***** Page excerpt *****

The undefinedness of a common expression.

[Wojtek Lerch]

OK, now I'm confused -- did you mean that I misinterpreted his square
brackets added to the text quoted from the Standard, or did you mean that I
paraphrased his interpretation accurately but his interpretation was not a
reasonable one?

 

[Richard Tobin]

In the drawing you gave, if the unmoving pointer were to be at B,
then the loop wouldn't be detected.

That's why Eric posted it!

-- Richard

 

[Richard Tobin]

[/QUOTE]

OK, now I'm confused -- did you mean that I misinterpreted his square
brackets added to the text quoted from the Standard, or did you mean that I
paraphrased his interpretation accurately but his interpretation was not a
reasonable one?

The latter.

-- Richard

 

[Andrew Poelstra]

["Followup-To:" header set to comp.lang.c.]

That's why Eric posted it!

-- Richard

Oh! I missed a level of followup nesting (perhaps I am colorblind
without coffee, or else slrn did not color it) and thought Eric
had posted both the question and the diagram.

Of course, that would be awfully silly of him - indeed, he's plenty
smart enough to see the problem without any diagrams at all.

 

[Wojtek Lerch]

The latter.

Thanks. I thought so too, but I've been surprised before.

 

[lawrence.jones]

Did they add a new variety of sequence point?

*****

= Required actions =
1. In the forum thread, what did Andrew Poelstra mistakenly think Eric had posted?
2. Copy the forum thread word for word from "Oh! I missed" up to and including "diagrams at all.".
You won't need the data.

***** Data excerpt *****

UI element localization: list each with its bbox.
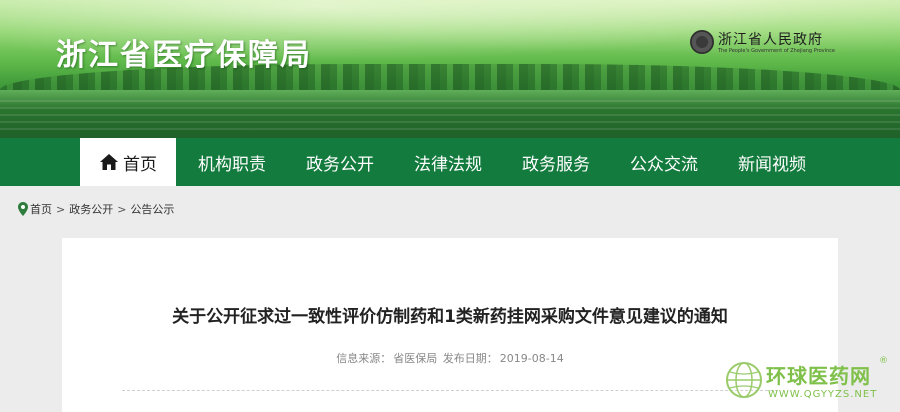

*****

= Results for the exercise =
1. Both the question and the diagram.

2.
Oh! I missed a level of followup nesting (perhaps I am colorblind
without coffee, or else slrn did not color it) and thought Eric
had posted both the question and the diagram.

Of course, that would be awfully silly of him - indeed, he's plenty
smart enough to see the problem without any diagrams at all.